#### GIVEN PROBLEM:
Give the data lines from the one containing "Patent image size: (1320, 912)." through the one containing "The 0-th order light LO is at (623, 220)." as a Markdown table with the columns Row and Data line, numbering each row and omitting blank lines.

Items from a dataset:
□ □ □ □ □ □ □

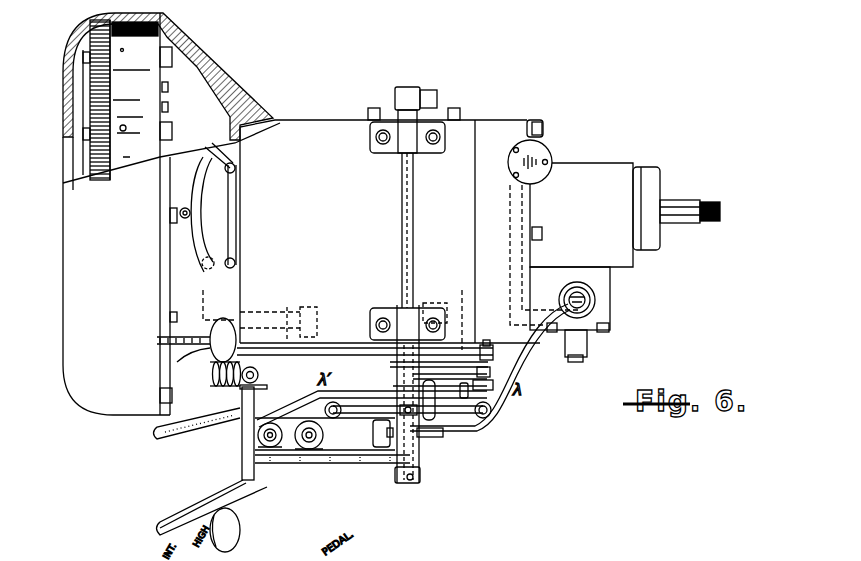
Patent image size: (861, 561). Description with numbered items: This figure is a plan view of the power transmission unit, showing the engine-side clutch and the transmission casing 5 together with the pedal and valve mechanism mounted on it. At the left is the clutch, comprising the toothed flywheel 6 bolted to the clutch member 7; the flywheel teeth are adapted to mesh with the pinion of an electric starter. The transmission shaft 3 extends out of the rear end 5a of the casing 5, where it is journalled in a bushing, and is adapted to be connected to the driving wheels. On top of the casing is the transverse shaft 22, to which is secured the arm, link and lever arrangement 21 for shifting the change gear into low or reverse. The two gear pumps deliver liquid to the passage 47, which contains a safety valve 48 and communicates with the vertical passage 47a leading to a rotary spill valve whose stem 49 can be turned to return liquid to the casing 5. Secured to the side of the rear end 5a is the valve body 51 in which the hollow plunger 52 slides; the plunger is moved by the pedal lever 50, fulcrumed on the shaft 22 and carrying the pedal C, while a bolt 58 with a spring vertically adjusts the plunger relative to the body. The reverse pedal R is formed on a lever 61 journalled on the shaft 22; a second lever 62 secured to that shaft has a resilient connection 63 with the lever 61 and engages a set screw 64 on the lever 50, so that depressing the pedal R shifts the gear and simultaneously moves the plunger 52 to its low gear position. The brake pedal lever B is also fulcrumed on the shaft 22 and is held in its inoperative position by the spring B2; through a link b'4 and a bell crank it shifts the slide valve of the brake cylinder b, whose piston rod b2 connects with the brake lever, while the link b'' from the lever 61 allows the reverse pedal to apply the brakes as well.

The flywheel 6 is at (95, 78).
The clutch member 7 is at (141, 100).
The transmission casing 5 is at (315, 130).
The arm, link and lever arrangement 21 is at (432, 95).
The rear end of the casing 5a is at (525, 125).
The transverse shaft 22 is at (413, 200).
The transmission shaft 3 is at (683, 205).
The vertical passage 47a is at (545, 258).
The valve body 51 is at (605, 312).
The hollow plunger 52 is at (598, 302).
The pedal lever B is at (170, 340).
The passage 47 is at (248, 310).
The safety valve 48 is at (290, 308).
The link tube b'' is at (448, 353).
The rod b'4 is at (500, 369).
The valve stem 49 is at (495, 368).
The lever 61 is at (298, 405).
The resilient connection 63 is at (336, 403).
The set screw 64 is at (490, 418).
The piston rod b2 is at (466, 400).
The second lever 62 is at (444, 410).
The foot pedal R is at (242, 448).
The spring B2 is at (156, 430).
The brake cylinder b is at (336, 473).
The bolt 58 is at (316, 445).
The pedal lever 50 is at (252, 488).
The pedal C is at (240, 520).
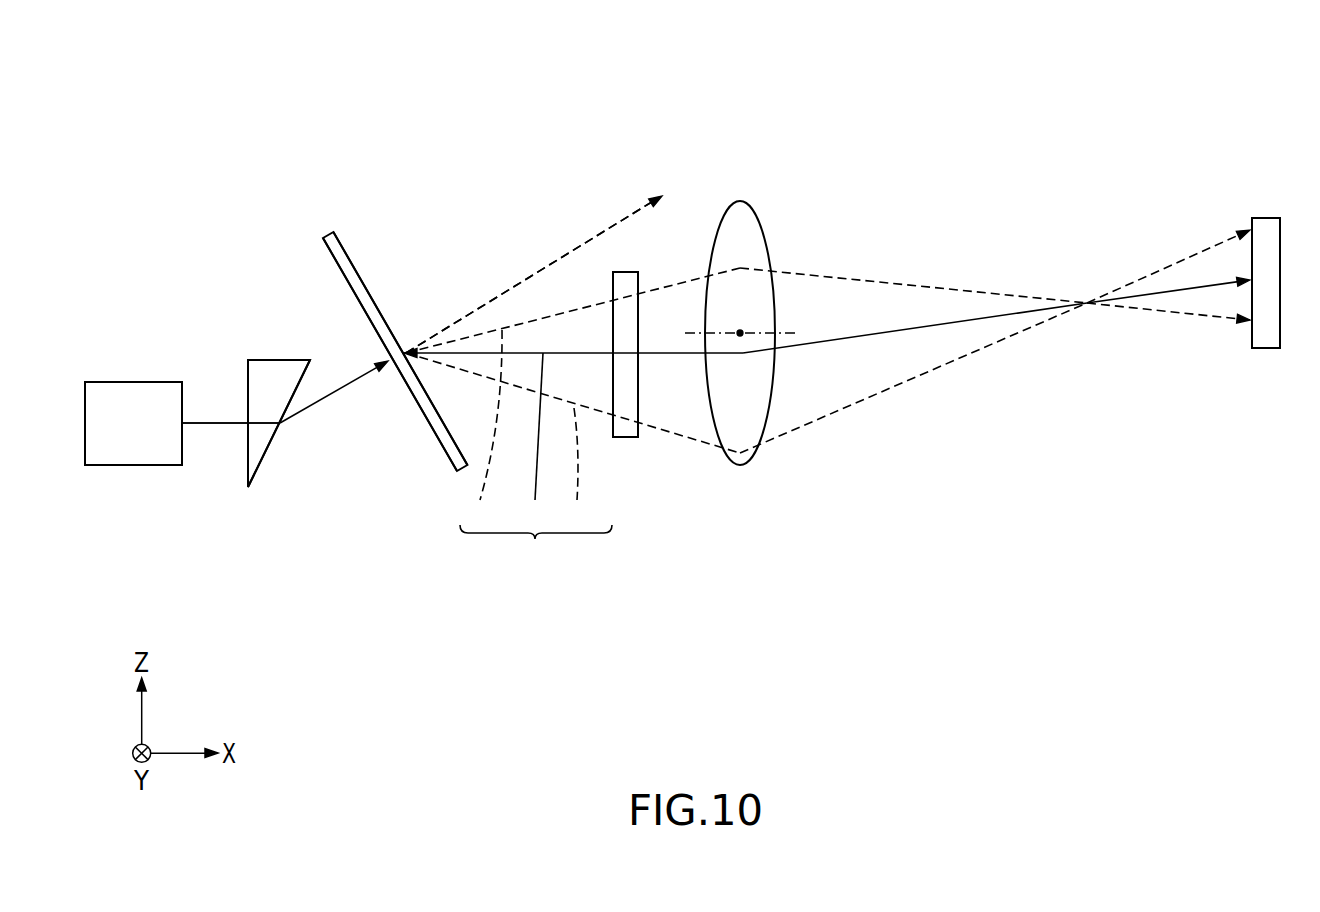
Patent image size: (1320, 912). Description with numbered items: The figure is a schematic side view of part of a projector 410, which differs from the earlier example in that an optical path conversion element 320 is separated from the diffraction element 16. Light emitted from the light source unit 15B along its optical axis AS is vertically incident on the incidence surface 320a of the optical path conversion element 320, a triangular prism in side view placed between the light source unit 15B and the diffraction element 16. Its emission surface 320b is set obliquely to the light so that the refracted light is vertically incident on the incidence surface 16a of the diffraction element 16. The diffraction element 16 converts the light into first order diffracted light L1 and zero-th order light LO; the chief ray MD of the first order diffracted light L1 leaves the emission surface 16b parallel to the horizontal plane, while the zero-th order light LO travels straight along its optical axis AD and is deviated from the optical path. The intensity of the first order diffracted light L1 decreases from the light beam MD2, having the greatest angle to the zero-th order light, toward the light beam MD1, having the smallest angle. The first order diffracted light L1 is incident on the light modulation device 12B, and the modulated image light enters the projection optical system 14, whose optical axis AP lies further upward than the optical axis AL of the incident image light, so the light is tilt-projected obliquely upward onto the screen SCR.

The projector 410 is at (469, 105).
The light source unit 15B is at (128, 458).
The optical axis of the light source unit AS is at (203, 425).
The optical path conversion element 320 is at (270, 370).
The emission surface 320b is at (302, 380).
The incidence surface 320a is at (248, 468).
The diffraction element 16 is at (332, 240).
The emission surface 16b is at (355, 267).
The incidence surface 16a is at (423, 418).
The optical axis of the 0-th order light AD is at (547, 266).
The 0-th order light LO is at (623, 220).
The optical axis of the incident image light AL is at (683, 355).
The light beam MD1 is at (486, 431).
The chief ray of the first order diffracted light MD is at (532, 443).
The light beam MD2 is at (582, 470).
The first order diffracted light L1 is at (536, 549).
The light modulation device 12B is at (625, 277).
The projection optical system 14 is at (747, 223).
The optical axis of the projection optical system AP is at (783, 333).
The screen SCR is at (1267, 225).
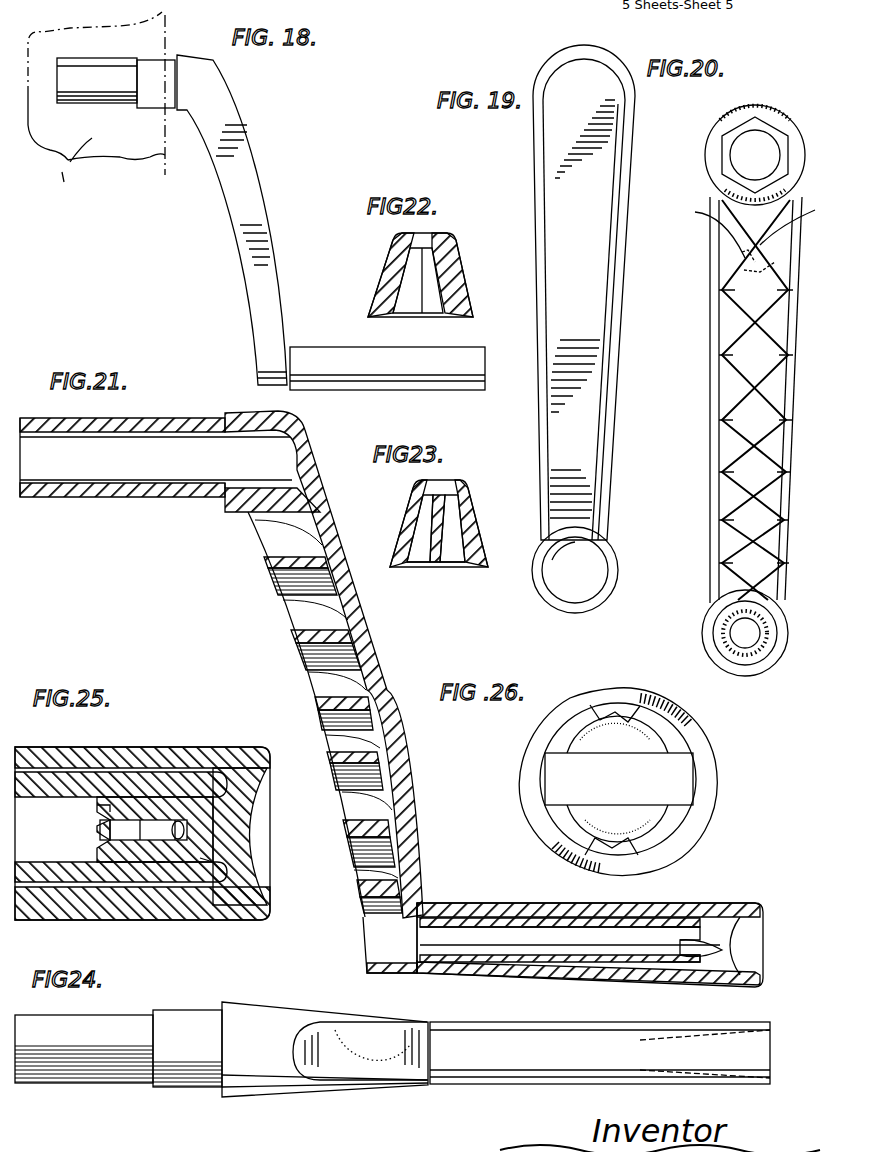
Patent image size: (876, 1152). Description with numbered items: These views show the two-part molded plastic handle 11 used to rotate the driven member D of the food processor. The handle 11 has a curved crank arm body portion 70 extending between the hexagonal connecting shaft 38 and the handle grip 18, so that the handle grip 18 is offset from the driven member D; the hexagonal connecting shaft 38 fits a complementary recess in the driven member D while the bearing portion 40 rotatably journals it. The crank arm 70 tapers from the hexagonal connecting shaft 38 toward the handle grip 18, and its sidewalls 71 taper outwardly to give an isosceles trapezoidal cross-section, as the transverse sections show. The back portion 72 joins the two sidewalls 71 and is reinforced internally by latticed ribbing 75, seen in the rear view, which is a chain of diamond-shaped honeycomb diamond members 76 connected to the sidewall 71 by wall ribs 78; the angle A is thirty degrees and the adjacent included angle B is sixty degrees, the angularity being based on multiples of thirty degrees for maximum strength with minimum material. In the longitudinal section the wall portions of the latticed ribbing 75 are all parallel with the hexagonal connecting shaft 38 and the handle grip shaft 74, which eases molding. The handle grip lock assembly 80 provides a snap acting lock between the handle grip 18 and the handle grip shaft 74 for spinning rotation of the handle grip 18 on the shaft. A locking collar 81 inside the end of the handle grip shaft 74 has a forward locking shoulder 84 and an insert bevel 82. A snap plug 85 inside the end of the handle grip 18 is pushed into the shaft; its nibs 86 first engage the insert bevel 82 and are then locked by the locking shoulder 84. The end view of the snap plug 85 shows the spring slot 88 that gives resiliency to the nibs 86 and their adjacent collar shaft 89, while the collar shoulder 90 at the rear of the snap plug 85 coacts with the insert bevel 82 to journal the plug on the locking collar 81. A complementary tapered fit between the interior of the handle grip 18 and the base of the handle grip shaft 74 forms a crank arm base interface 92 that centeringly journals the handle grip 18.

In FIG. 18, the handle 11 is at (280, 155).
In FIG. 19, the handle 11 is at (520, 182).
In FIG. 20, the handle 11 is at (710, 520).
In FIG. 21, the handle 11 is at (386, 665).
In FIG. 24, the handle 11 is at (277, 996).
In FIG. 18, the handle grip 18 is at (326, 355).
In FIG. 19, the handle grip 18 is at (540, 588).
In FIG. 20, the handle grip 18 is at (705, 640).
In FIG. 21, the handle grip 18 is at (660, 904).
In FIG. 25, the handle grip 18 is at (125, 752).
In FIG. 24, the handle grip 18 is at (476, 1060).
In FIG. 18, the hexagonal connecting shaft 38 is at (116, 83).
In FIG. 20, the hexagonal connecting shaft 38 is at (722, 152).
In FIG. 21, the hexagonal connecting shaft 38 is at (170, 418).
In FIG. 24, the hexagonal connecting shaft 38 is at (110, 1068).
In FIG. 24, the bearing portion 40 is at (190, 1078).
In FIG. 18, the crank arm body portion 70 is at (270, 222).
In FIG. 24, the crank arm body portion 70 is at (312, 1093).
In FIG. 18, the sidewalls 71 is at (268, 272).
In FIG. 19, the sidewalls 71 is at (612, 405).
In FIG. 20, the sidewalls 71 is at (710, 465).
In FIG. 22, the sidewalls 71 is at (378, 290).
In FIG. 23, the sidewalls 71 is at (400, 527).
In FIG. 19, the back portion 72 is at (548, 202).
In FIG. 22, the back portion 72 is at (436, 236).
In FIG. 23, the back portion 72 is at (447, 481).
In FIG. 21, the back portion 72 is at (397, 762).
In FIG. 24, the back portion 72 is at (366, 1072).
In FIG. 21, the handle grip shaft 74 is at (476, 903).
In FIG. 25, the handle grip shaft 74 is at (60, 770).
In FIG. 20, the latticed ribbing 75 is at (740, 355).
In FIG. 20, the diamond members 76 is at (770, 270).
In FIG. 20, the wall ribs 78 is at (720, 575).
In FIG. 23, the wall ribs 78 is at (462, 567).
In FIG. 25, the handle grip lock assembly 80 is at (193, 730).
In FIG. 21, the locking collar 81 is at (705, 915).
In FIG. 25, the locking collar 81 is at (148, 800).
In FIG. 25, the insert bevel 82 is at (152, 900).
In FIG. 25, the forward locking shoulder 84 is at (130, 880).
In FIG. 25, the snap plug 85 is at (200, 834).
In FIG. 26, the snap plug 85 is at (722, 768).
In FIG. 25, the nibs 86 is at (110, 815).
In FIG. 26, the nibs 86 is at (605, 715).
In FIG. 25, the spring slot 88 is at (110, 828).
In FIG. 26, the spring slot 88 is at (550, 765).
In FIG. 26, the collar shaft 89 is at (650, 745).
In FIG. 25, the collar shoulder 90 is at (200, 850).
In FIG. 26, the collar shoulder 90 is at (672, 820).
In FIG. 21, the crank arm base interface 92 is at (425, 903).
In FIG. 18, the driven member D is at (96, 113).
In FIG. 20, the angle A is at (709, 229).
In FIG. 20, the included angle B is at (796, 218).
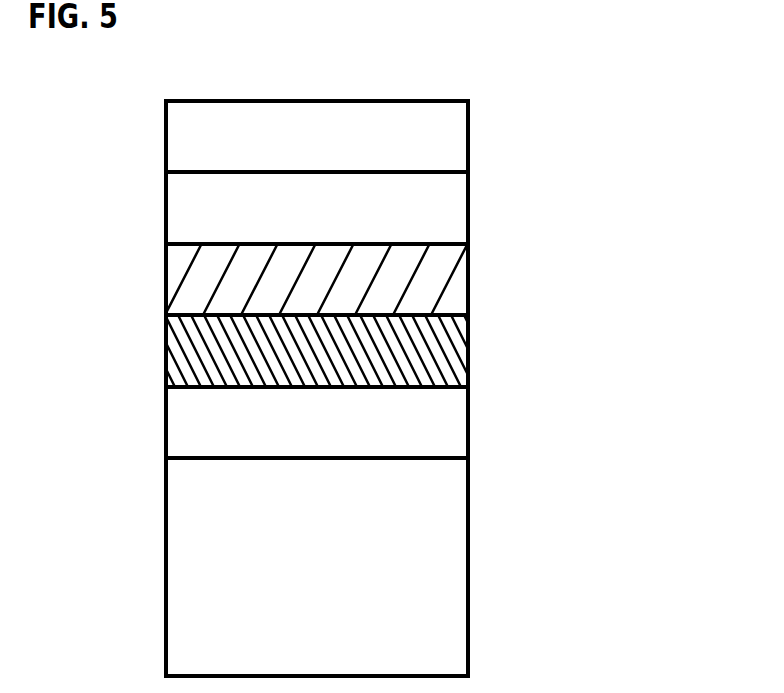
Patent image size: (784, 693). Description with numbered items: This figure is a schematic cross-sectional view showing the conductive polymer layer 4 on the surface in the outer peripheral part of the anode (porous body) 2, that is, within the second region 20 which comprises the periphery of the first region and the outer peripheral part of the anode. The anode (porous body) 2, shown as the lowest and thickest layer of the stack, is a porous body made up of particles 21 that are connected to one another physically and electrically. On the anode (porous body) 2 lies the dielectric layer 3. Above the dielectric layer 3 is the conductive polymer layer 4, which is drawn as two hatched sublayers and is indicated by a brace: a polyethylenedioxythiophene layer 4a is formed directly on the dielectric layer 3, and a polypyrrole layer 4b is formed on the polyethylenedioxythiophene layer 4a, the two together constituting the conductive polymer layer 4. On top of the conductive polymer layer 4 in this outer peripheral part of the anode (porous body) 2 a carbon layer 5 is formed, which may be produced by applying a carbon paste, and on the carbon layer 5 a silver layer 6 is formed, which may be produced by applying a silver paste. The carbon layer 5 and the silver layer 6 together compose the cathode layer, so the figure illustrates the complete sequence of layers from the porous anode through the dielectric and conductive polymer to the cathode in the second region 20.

□ □ □ □ □ □ □

#### REPLY TO THE TASK:
| Row | Data line |
|---|---|
| 1 | Patent image size: (1320, 912). Description with numbered items: The figure is a schematic side view of part of a projector 410, which differs from the earlier example in that an optical path conversion element 320 is separated from the diffraction element 16. Light emitted from the light source unit 15B along its optical axis AS is vertically incident on the incidence surface 320a of the optical path conversion element 320, a triangular prism in side view placed between the light source unit 15B and the diffraction element 16. Its emission surface 320b is set obliquely to the light so that the refracted light is vertically incident on the incidence surface 16a of the diffraction element 16. The diffraction element 16 converts the light into first order diffracted light L1 and zero-th order light LO; the chief ray MD of the first order diffracted light L1 leaves the emission surface 16b parallel to the horizontal plane, while the zero-th order light LO travels straight along its optical axis AD and is deviated from the optical path. The intensity of the first order diffracted light L1 decreases from the light beam MD2, having the greatest angle to the zero-th order light, toward the light beam MD1, having the smallest angle. The first order diffracted light L1 is incident on the light modulation device 12B, and the modulated image light enters the projection optical system 14, whose optical axis AP lies further upward than the optical axis AL of the incident image light, so the light is tilt-projected obliquely upward onto the screen SCR. |
| 2 | The projector 410 is at (469, 105). |
| 3 | The light source unit 15B is at (128, 458). |
| 4 | The optical axis of the light source unit AS is at (203, 425). |
| 5 | The optical path conversion element 320 is at (270, 370). |
| 6 | The emission surface 320b is at (302, 380). |
| 7 | The incidence surface 320a is at (248, 468). |
| 8 | The diffraction element 16 is at (332, 240). |
| 9 | The emission surface 16b is at (355, 267). |
| 10 | The incidence surface 16a is at (423, 418). |
| 11 | The optical axis of the 0-th order light AD is at (547, 266). |
| 12 | The 0-th order light LO is at (623, 220). |